**REQUIRED TASK 1**: Reproduce the stretch of the patent excerpt from "defining the interest graph of" through "filtered identified at least one URI.", substituting "knowledge graph" for "knowledge base".

**SELECTED EXTRACT**:
Numerical scores can also be translated to narrative scores or other formats. For example, segment scores between 0 and 0.3 can be called “low interest” and represented in red, segment scores between 0.3 and 0.7 can be called “moderate interest” and represented in yellow, and segment scores between 0.7 and 1 can be called “high interest” and represented in green.

Although several embodiments of this invention have been described above with a certain degree of particularity, those skilled in the art could make numerous alterations to the disclosed embodiments without departing from the spirit or scope of this invention.

For example, in addition to using social media data, the methods and systems disclosed herein can also use contextual data pertaining to the individual. In some embodiments, geolocation data pertaining to the individual can be used when defining the interest graph, identifying overlap between the interest graph and the segment graph, and/or computing a segment score.

In other embodiments, the contextual data does not pertain directly to the individual. For example, contextual data can include weather or events (e.g., the occurrence of a natural disaster or a holiday festival).

Individual interest graphs, as well as segment scores, can also be updated to account for new and/or changed data (e.g., new posts to the individual's Facebook account).

All directional references (e.g., upper, lower, upward, downward, left, right, leftward, rightward, top, bottom, above, below, vertical, horizontal, clockwise, and counterclockwise) are only used for identification purposes to aid the reader's understanding of the present invention, and do not create limitations, particularly as to the position, orientation, or use of the invention. Joinder references (e.g., attached, coupled, connected, and the like) are to be construed broadly and may include intermediate members between a connection of elements and relative movement between elements. As such, joinder references do not necessarily infer that two elements are directly connected and in fixed relation to each other.

It is intended that all matter contained in the above description or shown in the accompanying drawings shall be interpreted as illustrative only and not limiting. Changes in detail or structure may be made without departing from the spirit of the invention as defined in the appended claims.

Claims

1. A method of mapping an interest graph of an individual, the method comprising:

receiving raw data, including social media data, pertaining to the individual;

extracting at least one key term from the raw data;

querying a knowledge base with the at least one key term to identify at least one uniform resource identifier (“URI”) in the knowledge base;

identifying one or more categories within the knowledge base encompassing the identified at least one URI; and

defining the interest graph of the individual to include the identified one or more categories.

2. The method according to claim 1, wherein identifying one or more categories within the knowledge base encompassing the identified at least one URI comprises applying graph theory to the knowledge base to identify one or more categories within the knowledge base that are within a preset number of hops from the identified at least one URI.

3. The method according to claim 1, further comprising filtering the identified at least one URI prior to identifying one or more categories within the knowledge base, and wherein identifying one or more categories within the knowledge base encompassing the identified at least one URI comprises identifying one or more categories within the knowledge base encompassing the filtered identified at least one URI.

4. The method according to claim 3, wherein filtering the identified at least one URI comprises discarding one or more of: an ambiguous URI, a common named entity URI, and a blacklisted URI.

**DATA EXTRACT**:
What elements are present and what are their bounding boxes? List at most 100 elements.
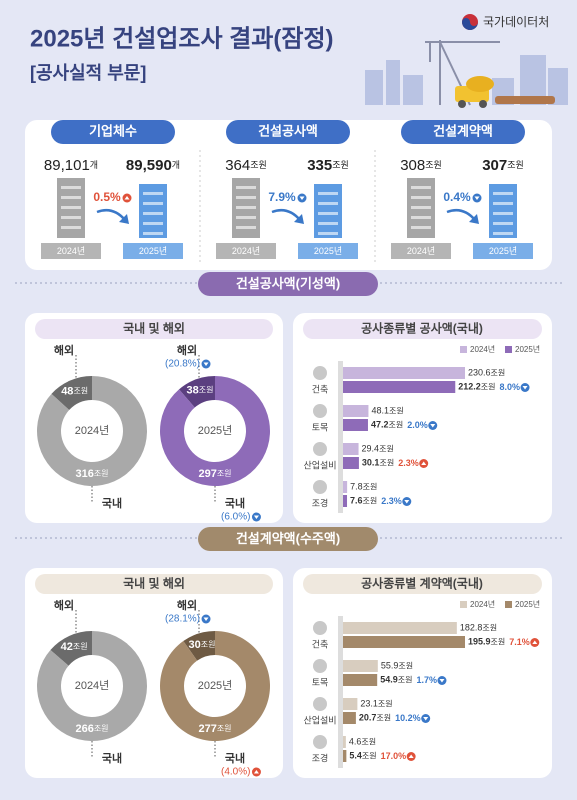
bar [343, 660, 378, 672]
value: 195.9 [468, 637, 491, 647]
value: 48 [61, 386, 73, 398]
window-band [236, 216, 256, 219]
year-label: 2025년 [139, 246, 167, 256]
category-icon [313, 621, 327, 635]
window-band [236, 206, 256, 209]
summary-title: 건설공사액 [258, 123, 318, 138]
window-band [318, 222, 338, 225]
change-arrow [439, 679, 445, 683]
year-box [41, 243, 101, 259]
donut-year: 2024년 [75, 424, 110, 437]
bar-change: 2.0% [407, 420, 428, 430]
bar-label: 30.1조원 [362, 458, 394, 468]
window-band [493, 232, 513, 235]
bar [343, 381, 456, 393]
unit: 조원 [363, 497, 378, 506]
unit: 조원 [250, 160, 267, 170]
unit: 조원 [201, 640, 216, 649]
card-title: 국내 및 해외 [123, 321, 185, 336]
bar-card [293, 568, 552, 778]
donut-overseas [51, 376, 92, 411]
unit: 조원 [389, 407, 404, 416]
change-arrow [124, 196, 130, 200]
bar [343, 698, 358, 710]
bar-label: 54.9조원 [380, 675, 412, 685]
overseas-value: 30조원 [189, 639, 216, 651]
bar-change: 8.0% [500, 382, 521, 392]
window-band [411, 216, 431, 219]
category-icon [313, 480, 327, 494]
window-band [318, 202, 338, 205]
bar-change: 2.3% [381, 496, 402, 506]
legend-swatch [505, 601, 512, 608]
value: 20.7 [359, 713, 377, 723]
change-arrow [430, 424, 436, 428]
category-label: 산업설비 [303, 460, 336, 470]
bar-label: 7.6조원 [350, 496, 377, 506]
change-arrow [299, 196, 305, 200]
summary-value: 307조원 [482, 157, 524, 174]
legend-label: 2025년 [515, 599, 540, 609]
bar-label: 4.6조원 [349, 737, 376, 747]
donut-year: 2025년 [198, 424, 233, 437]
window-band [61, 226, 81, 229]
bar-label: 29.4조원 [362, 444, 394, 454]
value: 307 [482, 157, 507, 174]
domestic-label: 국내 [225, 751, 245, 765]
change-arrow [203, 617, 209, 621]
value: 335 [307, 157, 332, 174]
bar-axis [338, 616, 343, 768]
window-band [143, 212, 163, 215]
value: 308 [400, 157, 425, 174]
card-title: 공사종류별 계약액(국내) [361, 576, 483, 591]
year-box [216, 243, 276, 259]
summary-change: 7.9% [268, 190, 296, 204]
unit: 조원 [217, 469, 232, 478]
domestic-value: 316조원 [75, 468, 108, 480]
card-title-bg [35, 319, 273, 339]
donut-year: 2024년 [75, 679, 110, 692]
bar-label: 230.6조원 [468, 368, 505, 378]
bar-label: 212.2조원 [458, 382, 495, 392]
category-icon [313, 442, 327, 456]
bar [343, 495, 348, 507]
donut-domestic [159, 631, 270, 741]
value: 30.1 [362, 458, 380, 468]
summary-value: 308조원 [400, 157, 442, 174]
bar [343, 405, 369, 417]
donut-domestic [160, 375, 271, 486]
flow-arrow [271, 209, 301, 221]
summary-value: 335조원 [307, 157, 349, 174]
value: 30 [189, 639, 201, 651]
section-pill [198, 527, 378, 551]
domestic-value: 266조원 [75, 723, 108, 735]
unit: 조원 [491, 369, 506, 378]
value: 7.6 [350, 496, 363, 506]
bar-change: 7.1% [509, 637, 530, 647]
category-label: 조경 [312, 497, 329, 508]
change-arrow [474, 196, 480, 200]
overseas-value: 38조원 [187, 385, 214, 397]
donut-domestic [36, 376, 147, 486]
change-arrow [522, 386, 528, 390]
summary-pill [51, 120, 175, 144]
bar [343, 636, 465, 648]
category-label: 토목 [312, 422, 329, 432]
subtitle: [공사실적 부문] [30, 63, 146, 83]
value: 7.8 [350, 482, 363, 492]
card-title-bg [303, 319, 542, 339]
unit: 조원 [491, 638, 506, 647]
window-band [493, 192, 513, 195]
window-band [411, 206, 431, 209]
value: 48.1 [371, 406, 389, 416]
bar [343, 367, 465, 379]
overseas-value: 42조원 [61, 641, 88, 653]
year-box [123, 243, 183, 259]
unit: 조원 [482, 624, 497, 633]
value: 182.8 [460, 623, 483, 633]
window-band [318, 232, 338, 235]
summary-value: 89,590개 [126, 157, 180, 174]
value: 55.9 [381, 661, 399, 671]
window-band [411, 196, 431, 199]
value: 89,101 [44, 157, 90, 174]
...
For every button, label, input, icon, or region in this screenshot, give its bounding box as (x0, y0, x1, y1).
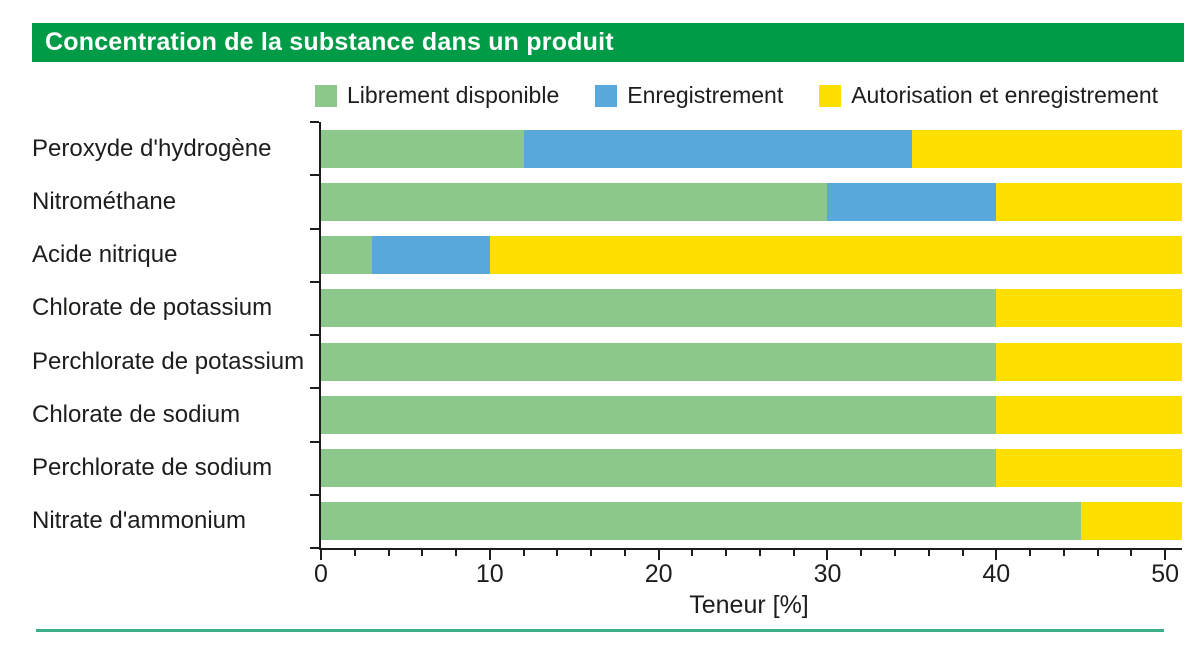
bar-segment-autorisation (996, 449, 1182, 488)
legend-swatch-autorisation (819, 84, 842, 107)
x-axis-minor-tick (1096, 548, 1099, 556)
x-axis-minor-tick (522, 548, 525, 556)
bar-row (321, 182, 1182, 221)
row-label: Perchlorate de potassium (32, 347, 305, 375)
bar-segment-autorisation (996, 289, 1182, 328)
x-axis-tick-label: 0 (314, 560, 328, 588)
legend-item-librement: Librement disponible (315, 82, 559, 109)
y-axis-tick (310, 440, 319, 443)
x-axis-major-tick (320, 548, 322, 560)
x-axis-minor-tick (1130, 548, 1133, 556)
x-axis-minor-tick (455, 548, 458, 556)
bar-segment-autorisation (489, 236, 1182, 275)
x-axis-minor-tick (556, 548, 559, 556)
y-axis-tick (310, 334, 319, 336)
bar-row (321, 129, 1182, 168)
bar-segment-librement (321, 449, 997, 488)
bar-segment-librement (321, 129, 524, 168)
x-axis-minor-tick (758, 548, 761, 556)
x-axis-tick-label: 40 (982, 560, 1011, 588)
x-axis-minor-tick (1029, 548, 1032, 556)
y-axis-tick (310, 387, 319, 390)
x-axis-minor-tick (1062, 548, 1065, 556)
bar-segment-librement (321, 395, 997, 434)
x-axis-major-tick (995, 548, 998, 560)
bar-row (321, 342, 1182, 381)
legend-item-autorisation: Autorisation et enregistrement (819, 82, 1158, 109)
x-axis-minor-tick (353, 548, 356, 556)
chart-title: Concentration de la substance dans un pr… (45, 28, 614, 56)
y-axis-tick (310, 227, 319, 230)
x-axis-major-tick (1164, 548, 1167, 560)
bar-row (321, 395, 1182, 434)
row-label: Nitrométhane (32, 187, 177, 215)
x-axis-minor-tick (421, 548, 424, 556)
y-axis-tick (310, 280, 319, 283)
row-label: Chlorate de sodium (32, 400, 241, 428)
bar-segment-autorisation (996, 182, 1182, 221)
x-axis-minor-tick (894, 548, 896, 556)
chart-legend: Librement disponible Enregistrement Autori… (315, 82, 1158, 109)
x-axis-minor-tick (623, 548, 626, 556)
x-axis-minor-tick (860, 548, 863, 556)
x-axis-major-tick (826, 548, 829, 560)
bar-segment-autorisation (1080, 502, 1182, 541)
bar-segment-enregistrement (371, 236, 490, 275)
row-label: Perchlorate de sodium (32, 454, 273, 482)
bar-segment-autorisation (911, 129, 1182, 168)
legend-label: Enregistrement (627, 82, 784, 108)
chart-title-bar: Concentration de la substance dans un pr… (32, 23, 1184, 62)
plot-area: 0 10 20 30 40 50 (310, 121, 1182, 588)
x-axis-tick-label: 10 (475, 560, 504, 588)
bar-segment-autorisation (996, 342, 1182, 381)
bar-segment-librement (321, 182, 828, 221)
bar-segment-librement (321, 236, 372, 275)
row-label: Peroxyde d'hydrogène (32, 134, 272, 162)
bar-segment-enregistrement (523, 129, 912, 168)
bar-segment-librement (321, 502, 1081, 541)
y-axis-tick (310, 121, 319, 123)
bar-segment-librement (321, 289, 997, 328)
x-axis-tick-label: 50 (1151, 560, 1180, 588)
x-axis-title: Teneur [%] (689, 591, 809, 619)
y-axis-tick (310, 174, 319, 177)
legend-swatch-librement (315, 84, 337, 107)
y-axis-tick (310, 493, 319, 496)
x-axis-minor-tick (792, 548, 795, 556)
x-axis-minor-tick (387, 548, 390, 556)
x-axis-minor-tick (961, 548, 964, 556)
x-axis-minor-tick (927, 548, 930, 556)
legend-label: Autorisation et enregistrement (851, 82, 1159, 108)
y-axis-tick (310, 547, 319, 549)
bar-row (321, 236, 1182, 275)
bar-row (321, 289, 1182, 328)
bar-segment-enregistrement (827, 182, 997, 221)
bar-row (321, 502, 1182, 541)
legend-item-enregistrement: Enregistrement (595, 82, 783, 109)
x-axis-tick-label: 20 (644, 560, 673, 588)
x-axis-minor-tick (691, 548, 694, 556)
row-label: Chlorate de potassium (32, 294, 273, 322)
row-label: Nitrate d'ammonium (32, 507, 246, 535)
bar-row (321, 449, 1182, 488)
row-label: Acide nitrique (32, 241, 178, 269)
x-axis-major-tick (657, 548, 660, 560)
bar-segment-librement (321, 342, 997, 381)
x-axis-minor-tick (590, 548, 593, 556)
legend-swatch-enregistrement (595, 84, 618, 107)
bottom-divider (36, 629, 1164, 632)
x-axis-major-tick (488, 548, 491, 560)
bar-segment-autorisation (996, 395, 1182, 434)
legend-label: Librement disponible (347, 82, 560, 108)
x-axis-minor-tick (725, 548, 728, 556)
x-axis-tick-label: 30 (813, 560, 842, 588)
* * *
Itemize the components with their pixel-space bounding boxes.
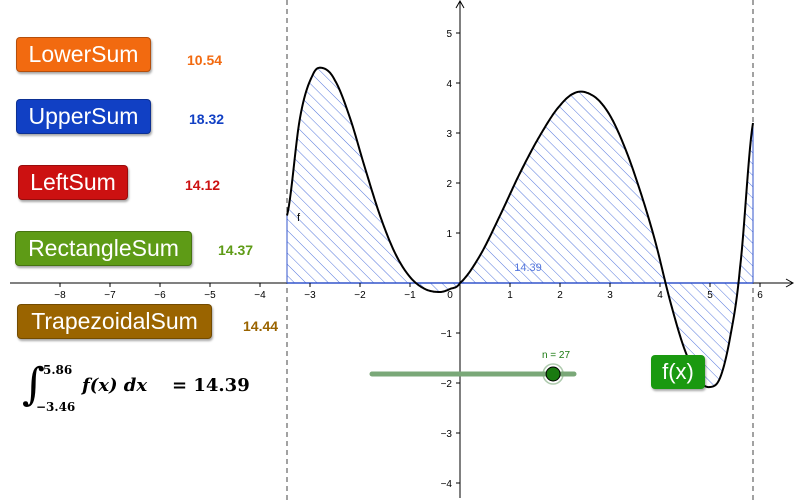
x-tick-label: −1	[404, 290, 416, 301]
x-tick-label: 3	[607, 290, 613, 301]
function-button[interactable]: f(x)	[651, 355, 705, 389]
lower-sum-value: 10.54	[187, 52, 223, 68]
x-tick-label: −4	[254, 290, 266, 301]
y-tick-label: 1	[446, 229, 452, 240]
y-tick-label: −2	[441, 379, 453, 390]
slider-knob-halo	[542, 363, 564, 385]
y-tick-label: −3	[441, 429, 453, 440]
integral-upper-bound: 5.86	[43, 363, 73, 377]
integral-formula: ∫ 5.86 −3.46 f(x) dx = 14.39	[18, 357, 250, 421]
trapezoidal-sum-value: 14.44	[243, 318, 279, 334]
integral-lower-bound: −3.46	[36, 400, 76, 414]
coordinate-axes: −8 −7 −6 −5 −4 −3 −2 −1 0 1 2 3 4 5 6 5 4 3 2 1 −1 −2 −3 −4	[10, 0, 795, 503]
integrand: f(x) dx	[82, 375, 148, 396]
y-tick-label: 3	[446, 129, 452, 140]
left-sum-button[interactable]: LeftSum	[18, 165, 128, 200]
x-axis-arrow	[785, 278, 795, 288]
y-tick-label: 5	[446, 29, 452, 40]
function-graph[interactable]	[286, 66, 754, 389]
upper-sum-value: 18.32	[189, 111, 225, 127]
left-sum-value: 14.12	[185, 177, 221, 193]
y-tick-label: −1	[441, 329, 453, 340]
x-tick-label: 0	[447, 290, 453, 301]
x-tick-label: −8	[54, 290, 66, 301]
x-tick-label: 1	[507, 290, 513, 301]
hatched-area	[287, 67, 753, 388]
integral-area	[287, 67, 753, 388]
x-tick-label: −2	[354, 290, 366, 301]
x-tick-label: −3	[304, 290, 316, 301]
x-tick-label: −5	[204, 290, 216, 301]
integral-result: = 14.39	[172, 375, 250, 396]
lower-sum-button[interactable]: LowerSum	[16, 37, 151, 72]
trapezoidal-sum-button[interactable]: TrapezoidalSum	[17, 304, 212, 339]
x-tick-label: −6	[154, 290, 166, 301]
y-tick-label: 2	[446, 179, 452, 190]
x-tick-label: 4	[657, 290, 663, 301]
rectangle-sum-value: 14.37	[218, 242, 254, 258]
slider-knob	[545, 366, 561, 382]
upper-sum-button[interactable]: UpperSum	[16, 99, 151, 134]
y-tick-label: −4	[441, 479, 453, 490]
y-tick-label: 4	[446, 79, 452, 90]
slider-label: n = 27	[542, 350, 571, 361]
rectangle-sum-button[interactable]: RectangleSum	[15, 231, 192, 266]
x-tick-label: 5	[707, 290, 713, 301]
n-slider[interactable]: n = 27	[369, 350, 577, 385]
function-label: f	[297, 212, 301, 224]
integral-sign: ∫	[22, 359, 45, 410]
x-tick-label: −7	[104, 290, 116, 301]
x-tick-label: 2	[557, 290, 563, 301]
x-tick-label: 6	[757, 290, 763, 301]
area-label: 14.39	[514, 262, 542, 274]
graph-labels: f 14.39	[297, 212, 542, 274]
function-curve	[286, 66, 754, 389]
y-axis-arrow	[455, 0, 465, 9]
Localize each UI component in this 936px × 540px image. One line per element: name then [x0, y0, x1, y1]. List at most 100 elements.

**REQUIRED TASK 2**: Show every line of the entries that contains the string "most". Case counts.

**CORRECT RESULT 1**:
defining the interest graph of the individual to include the identified one or more categories.

2. The method according to claim 1, wherein identifying one or more categories within the knowledge graph encompassing the identified at least one URI comprises applying graph theory to the knowledge graph to identify one or more categories within the knowledge graph that are within a preset number of hops from the identified at least one URI.

3. The method according to claim 1, further comprising filtering the identified at least one URI prior to identifying one or more categories within the knowledge graph, and wherein identifying one or more categories within the knowledge graph encompassing the identified at least one URI comprises identifying one or more categories within the knowledge graph encompassing the filtered identified at least one URI.

**CORRECT RESULT 2**:
What elements are present and what are their bounding boxes? List at most 100 elements.
Localize each UI component in this 936px × 540px image. One line per element: name then [x0, y0, x1, y1]. List at most 100 elements.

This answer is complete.